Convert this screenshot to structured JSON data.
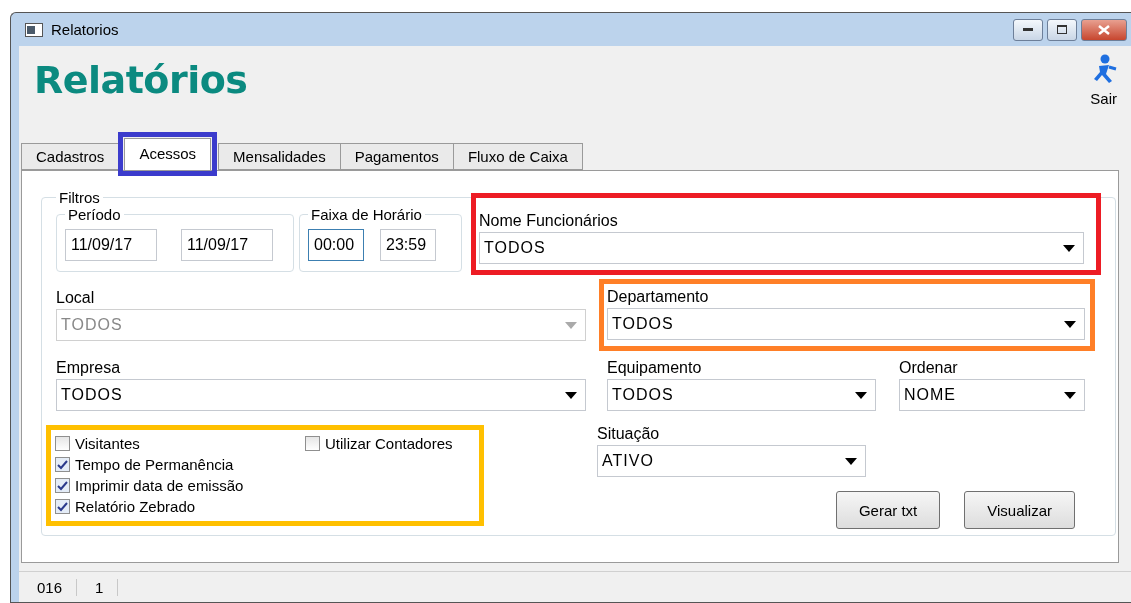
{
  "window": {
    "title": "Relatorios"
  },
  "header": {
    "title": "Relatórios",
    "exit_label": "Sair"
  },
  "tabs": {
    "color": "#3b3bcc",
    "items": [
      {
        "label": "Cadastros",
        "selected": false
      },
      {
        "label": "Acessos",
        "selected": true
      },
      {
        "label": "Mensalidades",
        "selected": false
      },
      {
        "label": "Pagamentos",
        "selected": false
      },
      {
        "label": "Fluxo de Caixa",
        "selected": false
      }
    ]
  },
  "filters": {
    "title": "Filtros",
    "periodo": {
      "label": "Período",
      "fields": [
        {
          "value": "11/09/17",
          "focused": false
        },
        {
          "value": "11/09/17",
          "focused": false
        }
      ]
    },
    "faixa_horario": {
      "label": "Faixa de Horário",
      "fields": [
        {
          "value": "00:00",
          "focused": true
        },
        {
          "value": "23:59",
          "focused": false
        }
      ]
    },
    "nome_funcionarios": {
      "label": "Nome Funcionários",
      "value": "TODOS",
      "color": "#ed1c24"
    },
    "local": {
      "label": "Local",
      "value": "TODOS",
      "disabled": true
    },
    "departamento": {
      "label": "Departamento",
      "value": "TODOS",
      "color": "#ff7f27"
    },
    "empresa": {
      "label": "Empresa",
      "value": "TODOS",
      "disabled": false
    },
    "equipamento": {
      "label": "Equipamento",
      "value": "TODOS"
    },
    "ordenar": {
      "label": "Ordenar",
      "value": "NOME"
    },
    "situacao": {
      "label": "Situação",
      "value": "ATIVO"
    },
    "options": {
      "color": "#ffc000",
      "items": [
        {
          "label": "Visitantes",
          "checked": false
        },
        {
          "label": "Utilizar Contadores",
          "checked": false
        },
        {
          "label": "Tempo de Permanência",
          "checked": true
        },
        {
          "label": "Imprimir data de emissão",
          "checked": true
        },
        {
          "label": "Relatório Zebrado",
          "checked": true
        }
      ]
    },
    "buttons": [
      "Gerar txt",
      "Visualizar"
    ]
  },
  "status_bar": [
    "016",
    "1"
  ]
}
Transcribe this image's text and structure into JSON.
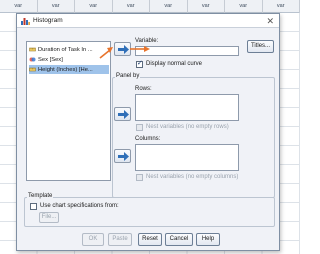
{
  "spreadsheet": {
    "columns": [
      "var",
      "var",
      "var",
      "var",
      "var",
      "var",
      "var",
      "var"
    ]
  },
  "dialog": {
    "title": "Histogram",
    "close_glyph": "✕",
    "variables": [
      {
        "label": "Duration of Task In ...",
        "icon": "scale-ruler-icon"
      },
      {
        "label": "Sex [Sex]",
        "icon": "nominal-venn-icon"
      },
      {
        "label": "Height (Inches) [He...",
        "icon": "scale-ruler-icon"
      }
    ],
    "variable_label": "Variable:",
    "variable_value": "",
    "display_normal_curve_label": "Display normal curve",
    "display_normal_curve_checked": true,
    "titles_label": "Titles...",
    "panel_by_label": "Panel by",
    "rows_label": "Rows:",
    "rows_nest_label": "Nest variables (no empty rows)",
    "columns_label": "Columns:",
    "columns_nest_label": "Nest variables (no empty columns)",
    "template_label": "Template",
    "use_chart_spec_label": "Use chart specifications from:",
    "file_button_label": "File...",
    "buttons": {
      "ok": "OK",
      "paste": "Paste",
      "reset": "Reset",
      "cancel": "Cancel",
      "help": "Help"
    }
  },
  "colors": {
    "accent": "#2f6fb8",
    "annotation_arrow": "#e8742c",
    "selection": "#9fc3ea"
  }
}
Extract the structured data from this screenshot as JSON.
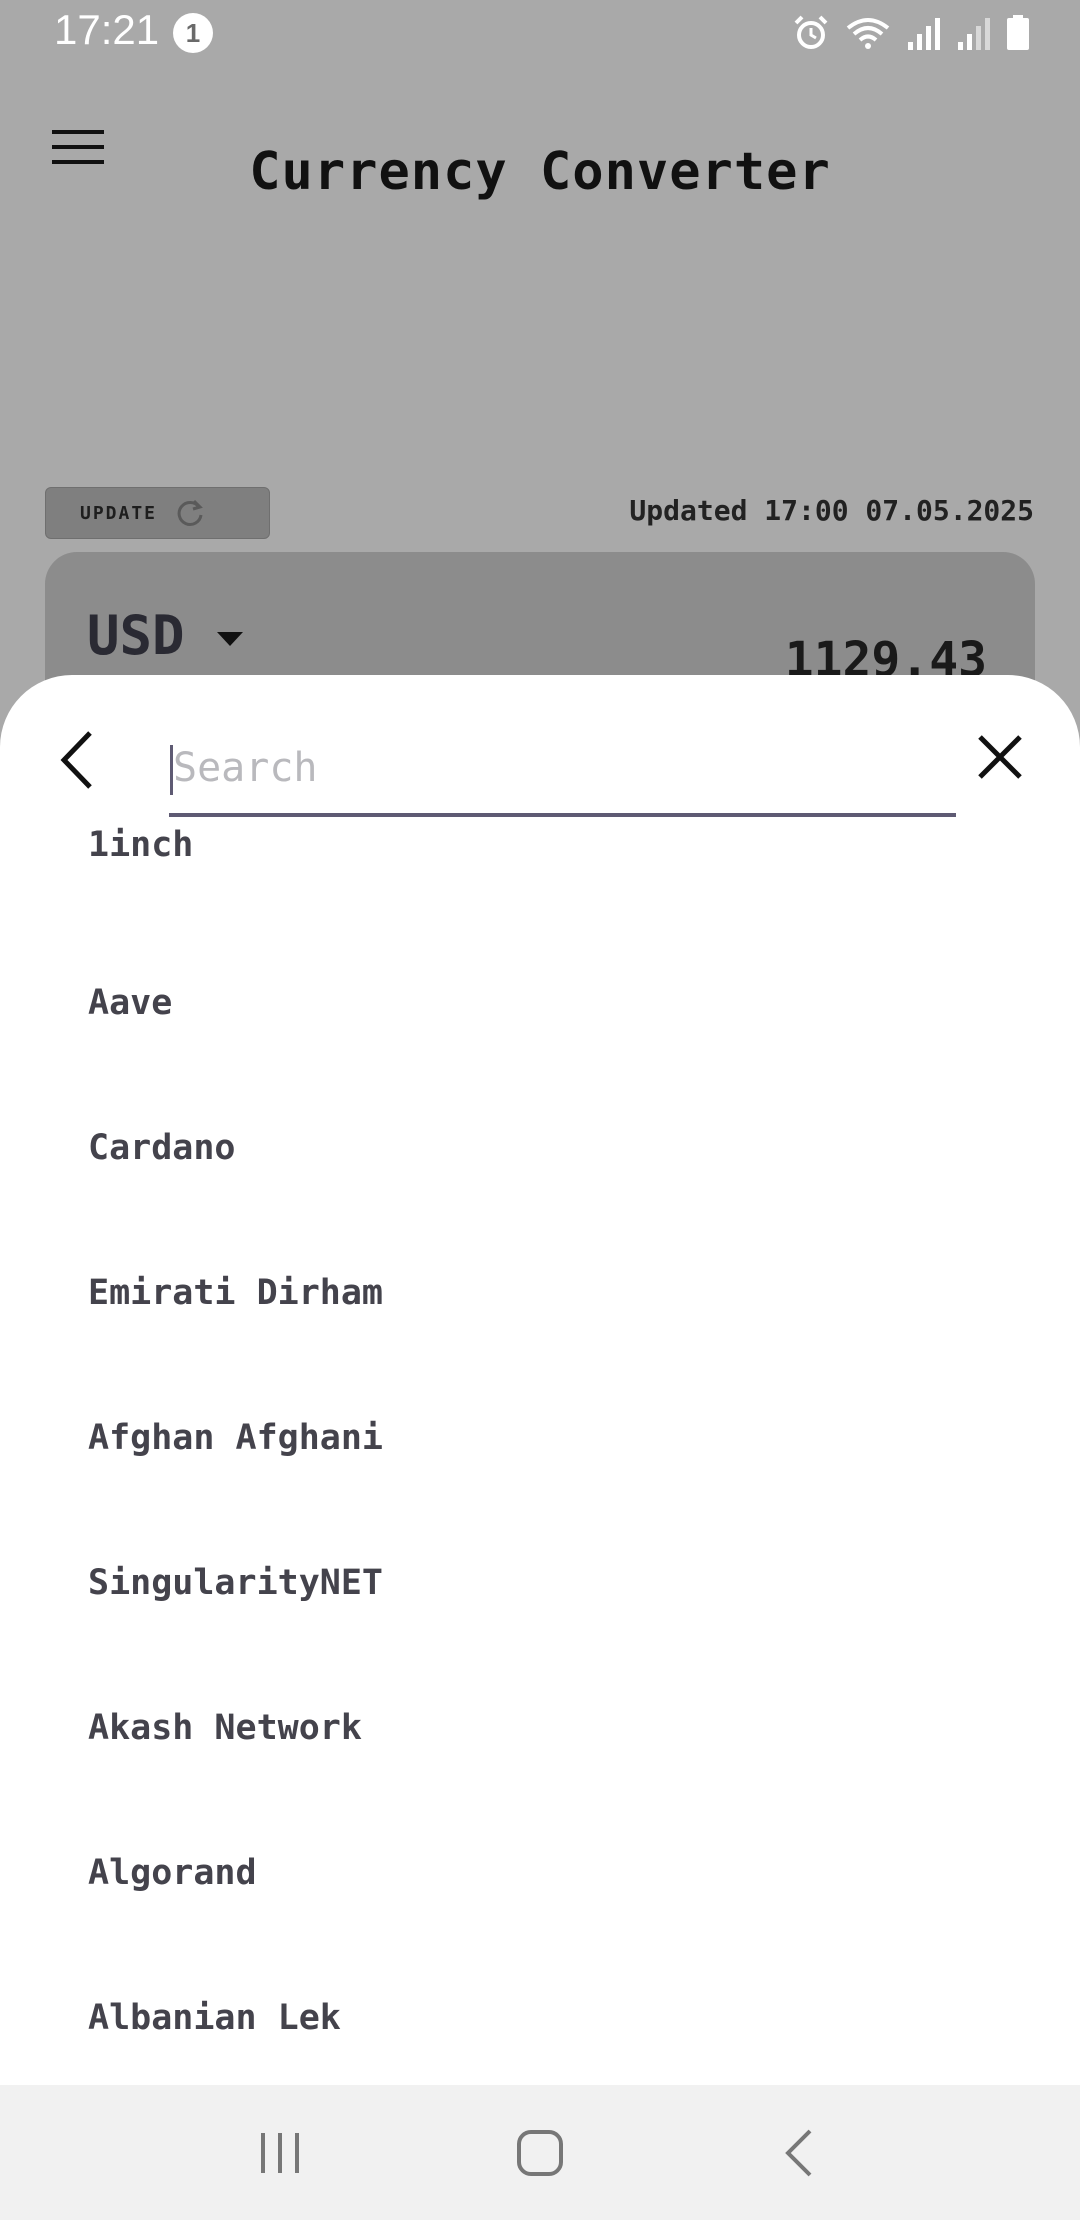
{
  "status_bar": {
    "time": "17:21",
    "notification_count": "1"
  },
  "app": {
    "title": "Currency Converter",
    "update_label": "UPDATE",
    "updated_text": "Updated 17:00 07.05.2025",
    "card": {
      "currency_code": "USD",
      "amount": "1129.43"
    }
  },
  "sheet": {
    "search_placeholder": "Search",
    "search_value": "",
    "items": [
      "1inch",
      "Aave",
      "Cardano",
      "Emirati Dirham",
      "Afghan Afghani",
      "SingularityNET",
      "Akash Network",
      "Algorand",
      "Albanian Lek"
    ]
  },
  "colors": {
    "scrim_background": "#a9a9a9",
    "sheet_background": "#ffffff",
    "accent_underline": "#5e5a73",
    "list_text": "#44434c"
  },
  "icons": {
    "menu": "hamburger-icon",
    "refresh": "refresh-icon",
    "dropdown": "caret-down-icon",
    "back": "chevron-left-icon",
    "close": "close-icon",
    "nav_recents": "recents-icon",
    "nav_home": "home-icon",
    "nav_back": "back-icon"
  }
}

____________

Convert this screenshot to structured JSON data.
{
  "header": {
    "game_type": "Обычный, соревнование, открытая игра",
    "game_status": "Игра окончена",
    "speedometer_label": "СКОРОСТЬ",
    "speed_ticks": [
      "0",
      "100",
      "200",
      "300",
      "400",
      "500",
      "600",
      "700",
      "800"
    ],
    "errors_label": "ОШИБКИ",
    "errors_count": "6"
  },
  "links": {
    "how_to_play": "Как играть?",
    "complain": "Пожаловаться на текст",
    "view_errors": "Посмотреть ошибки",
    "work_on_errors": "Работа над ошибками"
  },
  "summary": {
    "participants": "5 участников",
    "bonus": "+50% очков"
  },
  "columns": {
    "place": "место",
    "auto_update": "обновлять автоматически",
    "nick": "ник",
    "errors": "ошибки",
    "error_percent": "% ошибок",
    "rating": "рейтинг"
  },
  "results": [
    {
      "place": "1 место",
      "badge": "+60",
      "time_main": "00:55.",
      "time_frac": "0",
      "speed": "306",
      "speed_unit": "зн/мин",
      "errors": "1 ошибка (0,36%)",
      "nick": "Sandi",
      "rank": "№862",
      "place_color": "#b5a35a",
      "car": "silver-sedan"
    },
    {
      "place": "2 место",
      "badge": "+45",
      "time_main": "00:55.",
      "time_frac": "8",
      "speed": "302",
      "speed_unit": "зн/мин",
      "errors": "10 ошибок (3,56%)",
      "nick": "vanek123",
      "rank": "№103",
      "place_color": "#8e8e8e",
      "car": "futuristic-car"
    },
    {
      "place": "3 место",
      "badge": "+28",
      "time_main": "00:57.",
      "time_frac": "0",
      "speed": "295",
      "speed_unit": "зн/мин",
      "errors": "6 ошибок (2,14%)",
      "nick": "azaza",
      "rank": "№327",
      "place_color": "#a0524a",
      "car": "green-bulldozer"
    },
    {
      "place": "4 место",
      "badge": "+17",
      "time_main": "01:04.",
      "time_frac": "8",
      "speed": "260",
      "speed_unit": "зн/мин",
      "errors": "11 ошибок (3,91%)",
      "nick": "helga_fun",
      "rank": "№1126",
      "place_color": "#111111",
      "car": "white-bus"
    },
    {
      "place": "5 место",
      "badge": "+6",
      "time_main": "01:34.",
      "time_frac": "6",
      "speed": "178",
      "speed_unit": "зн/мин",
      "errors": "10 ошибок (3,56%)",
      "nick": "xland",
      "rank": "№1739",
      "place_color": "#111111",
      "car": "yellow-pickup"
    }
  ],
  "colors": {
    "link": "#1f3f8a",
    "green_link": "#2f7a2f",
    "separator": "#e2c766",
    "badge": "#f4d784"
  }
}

____________

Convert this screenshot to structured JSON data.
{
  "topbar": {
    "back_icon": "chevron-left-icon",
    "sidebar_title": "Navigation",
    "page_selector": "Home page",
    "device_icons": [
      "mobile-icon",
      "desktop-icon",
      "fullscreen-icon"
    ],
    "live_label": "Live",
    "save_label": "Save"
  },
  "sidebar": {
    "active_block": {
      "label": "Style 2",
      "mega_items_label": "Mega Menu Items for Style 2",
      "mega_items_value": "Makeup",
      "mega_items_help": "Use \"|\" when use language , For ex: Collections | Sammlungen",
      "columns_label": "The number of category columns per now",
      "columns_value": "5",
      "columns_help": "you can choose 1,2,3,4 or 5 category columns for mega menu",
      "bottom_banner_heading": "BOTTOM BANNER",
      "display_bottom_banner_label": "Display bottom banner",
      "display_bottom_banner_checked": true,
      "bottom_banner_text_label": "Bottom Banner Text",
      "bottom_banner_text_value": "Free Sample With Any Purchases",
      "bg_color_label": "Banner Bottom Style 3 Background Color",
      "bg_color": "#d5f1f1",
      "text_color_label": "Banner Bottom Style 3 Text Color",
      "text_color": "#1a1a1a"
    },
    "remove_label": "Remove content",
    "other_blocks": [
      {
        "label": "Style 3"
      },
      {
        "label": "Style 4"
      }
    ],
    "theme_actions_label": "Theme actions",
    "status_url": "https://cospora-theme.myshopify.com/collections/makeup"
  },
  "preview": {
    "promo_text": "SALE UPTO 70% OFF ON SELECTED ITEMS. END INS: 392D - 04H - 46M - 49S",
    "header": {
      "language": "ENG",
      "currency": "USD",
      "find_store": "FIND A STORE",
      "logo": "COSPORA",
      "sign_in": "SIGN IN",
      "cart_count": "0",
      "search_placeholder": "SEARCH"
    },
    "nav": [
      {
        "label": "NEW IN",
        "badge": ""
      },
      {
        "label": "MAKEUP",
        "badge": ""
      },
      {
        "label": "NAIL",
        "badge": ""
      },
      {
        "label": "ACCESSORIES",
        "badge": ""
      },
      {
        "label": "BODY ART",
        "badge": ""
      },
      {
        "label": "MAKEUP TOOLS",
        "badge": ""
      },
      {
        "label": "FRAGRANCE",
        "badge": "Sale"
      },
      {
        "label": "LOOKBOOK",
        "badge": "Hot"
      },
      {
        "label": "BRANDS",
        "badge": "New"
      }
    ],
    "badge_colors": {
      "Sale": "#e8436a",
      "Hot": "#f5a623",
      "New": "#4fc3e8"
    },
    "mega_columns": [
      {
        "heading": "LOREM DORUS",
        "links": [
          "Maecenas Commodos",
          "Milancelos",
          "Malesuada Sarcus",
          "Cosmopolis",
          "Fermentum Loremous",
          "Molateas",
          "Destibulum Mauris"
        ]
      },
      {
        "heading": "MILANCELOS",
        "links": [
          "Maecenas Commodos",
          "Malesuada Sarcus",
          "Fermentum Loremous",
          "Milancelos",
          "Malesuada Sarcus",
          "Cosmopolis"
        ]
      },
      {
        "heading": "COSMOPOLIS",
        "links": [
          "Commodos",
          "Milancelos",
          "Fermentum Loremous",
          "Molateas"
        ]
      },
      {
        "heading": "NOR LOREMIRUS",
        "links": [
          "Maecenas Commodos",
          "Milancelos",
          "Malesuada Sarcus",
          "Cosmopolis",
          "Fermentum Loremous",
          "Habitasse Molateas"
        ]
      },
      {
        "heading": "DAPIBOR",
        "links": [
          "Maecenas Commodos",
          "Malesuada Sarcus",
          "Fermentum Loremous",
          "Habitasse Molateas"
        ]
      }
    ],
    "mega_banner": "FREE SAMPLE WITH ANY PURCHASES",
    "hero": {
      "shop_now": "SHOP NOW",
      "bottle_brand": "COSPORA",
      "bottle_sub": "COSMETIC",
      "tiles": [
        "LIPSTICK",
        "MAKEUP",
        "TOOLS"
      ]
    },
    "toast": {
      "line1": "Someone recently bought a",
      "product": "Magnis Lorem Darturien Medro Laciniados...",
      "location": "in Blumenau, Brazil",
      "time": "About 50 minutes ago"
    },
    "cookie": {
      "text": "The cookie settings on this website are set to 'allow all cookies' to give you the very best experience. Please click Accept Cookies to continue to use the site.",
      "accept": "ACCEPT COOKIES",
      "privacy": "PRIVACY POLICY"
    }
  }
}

____________

Search the data above for the string "category" and return every line that has it.

      "columns_label": "The number of category columns per now",
      "columns_help": "you can choose 1,2,3,4 or 5 category columns for mega menu",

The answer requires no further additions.